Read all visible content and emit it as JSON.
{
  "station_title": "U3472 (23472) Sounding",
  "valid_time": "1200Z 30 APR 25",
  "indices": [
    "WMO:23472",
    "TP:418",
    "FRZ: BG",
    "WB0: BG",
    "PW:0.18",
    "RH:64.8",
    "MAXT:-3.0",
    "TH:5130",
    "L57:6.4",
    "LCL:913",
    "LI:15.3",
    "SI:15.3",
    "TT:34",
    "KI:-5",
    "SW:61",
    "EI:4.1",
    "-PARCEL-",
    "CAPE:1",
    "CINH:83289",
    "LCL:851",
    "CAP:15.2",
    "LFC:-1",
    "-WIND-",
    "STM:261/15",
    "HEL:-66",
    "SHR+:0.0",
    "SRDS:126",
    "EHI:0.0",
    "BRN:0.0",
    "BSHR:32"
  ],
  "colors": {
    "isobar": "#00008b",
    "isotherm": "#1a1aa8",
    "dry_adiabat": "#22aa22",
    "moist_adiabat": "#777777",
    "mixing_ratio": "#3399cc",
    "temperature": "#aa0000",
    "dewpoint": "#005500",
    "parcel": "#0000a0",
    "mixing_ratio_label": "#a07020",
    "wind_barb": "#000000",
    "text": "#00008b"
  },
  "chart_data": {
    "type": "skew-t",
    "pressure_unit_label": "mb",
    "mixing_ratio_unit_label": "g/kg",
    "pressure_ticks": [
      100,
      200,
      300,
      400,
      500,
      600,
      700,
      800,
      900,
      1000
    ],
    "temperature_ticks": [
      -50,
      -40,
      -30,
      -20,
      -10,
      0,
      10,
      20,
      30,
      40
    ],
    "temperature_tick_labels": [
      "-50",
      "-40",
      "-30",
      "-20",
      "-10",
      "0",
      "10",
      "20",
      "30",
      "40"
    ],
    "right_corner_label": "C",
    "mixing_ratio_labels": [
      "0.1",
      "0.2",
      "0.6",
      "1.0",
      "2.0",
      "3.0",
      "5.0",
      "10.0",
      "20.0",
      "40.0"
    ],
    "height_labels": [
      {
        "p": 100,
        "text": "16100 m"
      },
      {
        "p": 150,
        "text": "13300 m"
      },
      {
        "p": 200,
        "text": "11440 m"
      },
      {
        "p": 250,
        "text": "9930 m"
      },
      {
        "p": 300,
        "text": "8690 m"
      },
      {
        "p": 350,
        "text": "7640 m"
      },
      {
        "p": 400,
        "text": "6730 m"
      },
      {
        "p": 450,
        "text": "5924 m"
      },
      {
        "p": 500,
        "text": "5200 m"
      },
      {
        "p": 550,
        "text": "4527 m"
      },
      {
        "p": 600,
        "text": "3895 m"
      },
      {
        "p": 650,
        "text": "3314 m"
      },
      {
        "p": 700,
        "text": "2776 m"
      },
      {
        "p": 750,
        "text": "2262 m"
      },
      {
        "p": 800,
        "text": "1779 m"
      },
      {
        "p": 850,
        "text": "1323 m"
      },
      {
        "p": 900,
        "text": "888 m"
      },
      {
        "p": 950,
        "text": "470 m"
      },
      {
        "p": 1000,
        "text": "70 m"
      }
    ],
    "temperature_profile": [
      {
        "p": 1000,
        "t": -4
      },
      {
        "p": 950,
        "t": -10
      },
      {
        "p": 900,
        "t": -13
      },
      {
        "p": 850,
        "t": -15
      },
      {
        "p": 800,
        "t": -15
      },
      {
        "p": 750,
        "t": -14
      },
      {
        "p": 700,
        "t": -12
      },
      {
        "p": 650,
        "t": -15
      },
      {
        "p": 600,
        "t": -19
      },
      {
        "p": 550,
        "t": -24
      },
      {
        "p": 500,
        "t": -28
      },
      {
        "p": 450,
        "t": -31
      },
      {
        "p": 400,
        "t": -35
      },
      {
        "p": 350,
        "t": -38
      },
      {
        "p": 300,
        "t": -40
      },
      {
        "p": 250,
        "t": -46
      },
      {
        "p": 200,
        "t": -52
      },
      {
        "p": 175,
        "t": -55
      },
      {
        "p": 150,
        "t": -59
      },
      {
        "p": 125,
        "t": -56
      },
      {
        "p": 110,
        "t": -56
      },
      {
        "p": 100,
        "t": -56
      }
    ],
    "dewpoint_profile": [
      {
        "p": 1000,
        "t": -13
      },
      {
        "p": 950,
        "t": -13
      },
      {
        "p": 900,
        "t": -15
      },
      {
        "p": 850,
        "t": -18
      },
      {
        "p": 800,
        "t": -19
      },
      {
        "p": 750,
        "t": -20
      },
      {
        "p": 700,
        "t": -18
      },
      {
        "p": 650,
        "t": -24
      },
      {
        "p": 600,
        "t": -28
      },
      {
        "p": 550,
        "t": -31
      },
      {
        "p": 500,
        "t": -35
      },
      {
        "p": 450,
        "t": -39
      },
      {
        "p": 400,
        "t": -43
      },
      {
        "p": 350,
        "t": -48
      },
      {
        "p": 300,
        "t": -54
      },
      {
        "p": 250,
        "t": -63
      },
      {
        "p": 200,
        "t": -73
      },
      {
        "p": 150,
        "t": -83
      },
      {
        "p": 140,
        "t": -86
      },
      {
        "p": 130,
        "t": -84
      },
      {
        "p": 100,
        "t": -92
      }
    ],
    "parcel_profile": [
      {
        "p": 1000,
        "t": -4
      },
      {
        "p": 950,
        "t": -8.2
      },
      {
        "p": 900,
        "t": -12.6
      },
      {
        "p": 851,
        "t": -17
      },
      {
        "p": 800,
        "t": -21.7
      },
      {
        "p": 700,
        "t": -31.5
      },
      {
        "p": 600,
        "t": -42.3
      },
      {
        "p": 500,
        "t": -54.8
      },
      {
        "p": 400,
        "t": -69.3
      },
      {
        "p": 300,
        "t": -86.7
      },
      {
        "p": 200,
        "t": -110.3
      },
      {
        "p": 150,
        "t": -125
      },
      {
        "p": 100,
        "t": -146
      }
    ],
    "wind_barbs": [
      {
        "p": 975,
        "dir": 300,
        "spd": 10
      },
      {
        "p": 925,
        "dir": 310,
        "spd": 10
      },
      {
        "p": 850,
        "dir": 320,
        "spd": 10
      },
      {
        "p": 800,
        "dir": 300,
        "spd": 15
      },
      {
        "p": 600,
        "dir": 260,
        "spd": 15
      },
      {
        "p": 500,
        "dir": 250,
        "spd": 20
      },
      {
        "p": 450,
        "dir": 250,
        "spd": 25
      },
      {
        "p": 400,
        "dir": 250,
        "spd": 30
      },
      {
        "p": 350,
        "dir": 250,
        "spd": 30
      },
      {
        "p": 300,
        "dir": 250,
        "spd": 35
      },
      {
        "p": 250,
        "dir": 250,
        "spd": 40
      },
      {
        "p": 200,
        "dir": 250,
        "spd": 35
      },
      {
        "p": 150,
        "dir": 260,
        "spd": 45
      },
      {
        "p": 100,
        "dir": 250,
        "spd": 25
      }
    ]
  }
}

--- --- ---

#### [Task objective]
Extract every entry in the listing word for word.

#### [Final answer]
Read all visible content and emit it as JSON.
{
  "station_title": "U3472 (23472) Sounding",
  "valid_time": "1200Z 30 APR 25",
  "indices": [
    "WMO:23472",
    "TP:418",
    "FRZ: BG",
    "WB0: BG",
    "PW:0.18",
    "RH:64.8",
    "MAXT:-3.0",
    "TH:5130",
    "L57:6.4",
    "LCL:913",
    "LI:15.3",
    "SI:15.3",
    "TT:34",
    "KI:-5",
    "SW:61",
    "EI:4.1",
    "-PARCEL-",
    "CAPE:1",
    "CINH:83289",
    "LCL:851",
    "CAP:15.2",
    "LFC:-1",
    "-WIND-",
    "STM:261/15",
    "HEL:-66",
    "SHR+:0.0",
    "SRDS:126",
    "EHI:0.0",
    "BRN:0.0",
    "BSHR:32"
  ],
  "colors": {
    "isobar": "#00008b",
    "isotherm": "#1a1aa8",
    "dry_adiabat": "#22aa22",
    "moist_adiabat": "#777777",
    "mixing_ratio": "#3399cc",
    "temperature": "#aa0000",
    "dewpoint": "#005500",
    "parcel": "#0000a0",
    "mixing_ratio_label": "#a07020",
    "wind_barb": "#000000",
    "text": "#00008b"
  },
  "chart_data": {
    "type": "skew-t",
    "pressure_unit_label": "mb",
    "mixing_ratio_unit_label": "g/kg",
    "pressure_ticks": [
      100,
      200,
      300,
      400,
      500,
      600,
      700,
      800,
      900,
      1000
    ],
    "temperature_ticks": [
      -50,
      -40,
      -30,
      -20,
      -10,
      0,
      10,
      20,
      30,
      40
    ],
    "temperature_tick_labels": [
      "-50",
      "-40",
      "-30",
      "-20",
      "-10",
      "0",
      "10",
      "20",
      "30",
      "40"
    ],
    "right_corner_label": "C",
    "mixing_ratio_labels": [
      "0.1",
      "0.2",
      "0.6",
      "1.0",
      "2.0",
      "3.0",
      "5.0",
      "10.0",
      "20.0",
      "40.0"
    ],
    "height_labels": [
      {
        "p": 100,
        "text": "16100 m"
      },
      {
        "p": 150,
        "text": "13300 m"
      },
      {
        "p": 200,
        "text": "11440 m"
      },
      {
        "p": 250,
        "text": "9930 m"
      },
      {
        "p": 300,
        "text": "8690 m"
      },
      {
        "p": 350,
        "text": "7640 m"
      },
      {
        "p": 400,
        "text": "6730 m"
      },
      {
        "p": 450,
        "text": "5924 m"
      },
      {
        "p": 500,
        "text": "5200 m"
      },
      {
        "p": 550,
        "text": "4527 m"
      },
      {
        "p": 600,
        "text": "3895 m"
      },
      {
        "p": 650,
        "text": "3314 m"
      },
      {
        "p": 700,
        "text": "2776 m"
      },
      {
        "p": 750,
        "text": "2262 m"
      },
      {
        "p": 800,
        "text": "1779 m"
      },
      {
        "p": 850,
        "text": "1323 m"
      },
      {
        "p": 900,
        "text": "888 m"
      },
      {
        "p": 950,
        "text": "470 m"
      },
      {
        "p": 1000,
        "text": "70 m"
      }
    ],
    "temperature_profile": [
      {
        "p": 1000,
        "t": -4
      },
      {
        "p": 950,
        "t": -10
      },
      {
        "p": 900,
        "t": -13
      },
      {
        "p": 850,
        "t": -15
      },
      {
        "p": 800,
        "t": -15
      },
      {
        "p": 750,
        "t": -14
      },
      {
        "p": 700,
        "t": -12
      },
      {
        "p": 650,
        "t": -15
      },
      {
        "p": 600,
        "t": -19
      },
      {
        "p": 550,
        "t": -24
      },
      {
        "p": 500,
        "t": -28
      },
      {
        "p": 450,
        "t": -31
      },
      {
        "p": 400,
        "t": -35
      },
      {
        "p": 350,
        "t": -38
      },
      {
        "p": 300,
        "t": -40
      },
      {
        "p": 250,
        "t": -46
      },
      {
        "p": 200,
        "t": -52
      },
      {
        "p": 175,
        "t": -55
      },
      {
        "p": 150,
        "t": -59
      },
      {
        "p": 125,
        "t": -56
      },
      {
        "p": 110,
        "t": -56
      },
      {
        "p": 100,
        "t": -56
      }
    ],
    "dewpoint_profile": [
      {
        "p": 1000,
        "t": -13
      },
      {
        "p": 950,
        "t": -13
      },
      {
        "p": 900,
        "t": -15
      },
      {
        "p": 850,
        "t": -18
      },
      {
        "p": 800,
        "t": -19
      },
      {
        "p": 750,
        "t": -20
      },
      {
        "p": 700,
        "t": -18
      },
      {
        "p": 650,
        "t": -24
      },
      {
        "p": 600,
        "t": -28
      },
      {
        "p": 550,
        "t": -31
      },
      {
        "p": 500,
        "t": -35
      },
      {
        "p": 450,
        "t": -39
      },
      {
        "p": 400,
        "t": -43
      },
      {
        "p": 350,
        "t": -48
      },
      {
        "p": 300,
        "t": -54
      },
      {
        "p": 250,
        "t": -63
      },
      {
        "p": 200,
        "t": -73
      },
      {
        "p": 150,
        "t": -83
      },
      {
        "p": 140,
        "t": -86
      },
      {
        "p": 130,
        "t": -84
      },
      {
        "p": 100,
        "t": -92
      }
    ],
    "parcel_profile": [
      {
        "p": 1000,
        "t": -4
      },
      {
        "p": 950,
        "t": -8.2
      },
      {
        "p": 900,
        "t": -12.6
      },
      {
        "p": 851,
        "t": -17
      },
      {
        "p": 800,
        "t": -21.7
      },
      {
        "p": 700,
        "t": -31.5
      },
      {
        "p": 600,
        "t": -42.3
      },
      {
        "p": 500,
        "t": -54.8
      },
      {
        "p": 400,
        "t": -69.3
      },
      {
        "p": 300,
        "t": -86.7
      },
      {
        "p": 200,
        "t": -110.3
      },
      {
        "p": 150,
        "t": -125
      },
      {
        "p": 100,
        "t": -146
      }
    ],
    "wind_barbs": [
      {
        "p": 975,
        "dir": 300,
        "spd": 10
      },
      {
        "p": 925,
        "dir": 310,
        "spd": 10
      },
      {
        "p": 850,
        "dir": 320,
        "spd": 10
      },
      {
        "p": 800,
        "dir": 300,
        "spd": 15
      },
      {
        "p": 600,
        "dir": 260,
        "spd": 15
      },
      {
        "p": 500,
        "dir": 250,
        "spd": 20
      },
      {
        "p": 450,
        "dir": 250,
        "spd": 25
      },
      {
        "p": 400,
        "dir": 250,
        "spd": 30
      },
      {
        "p": 350,
        "dir": 250,
        "spd": 30
      },
      {
        "p": 300,
        "dir": 250,
        "spd": 35
      },
      {
        "p": 250,
        "dir": 250,
        "spd": 40
      },
      {
        "p": 200,
        "dir": 250,
        "spd": 35
      },
      {
        "p": 150,
        "dir": 260,
        "spd": 45
      },
      {
        "p": 100,
        "dir": 250,
        "spd": 25
      }
    ]
  }
}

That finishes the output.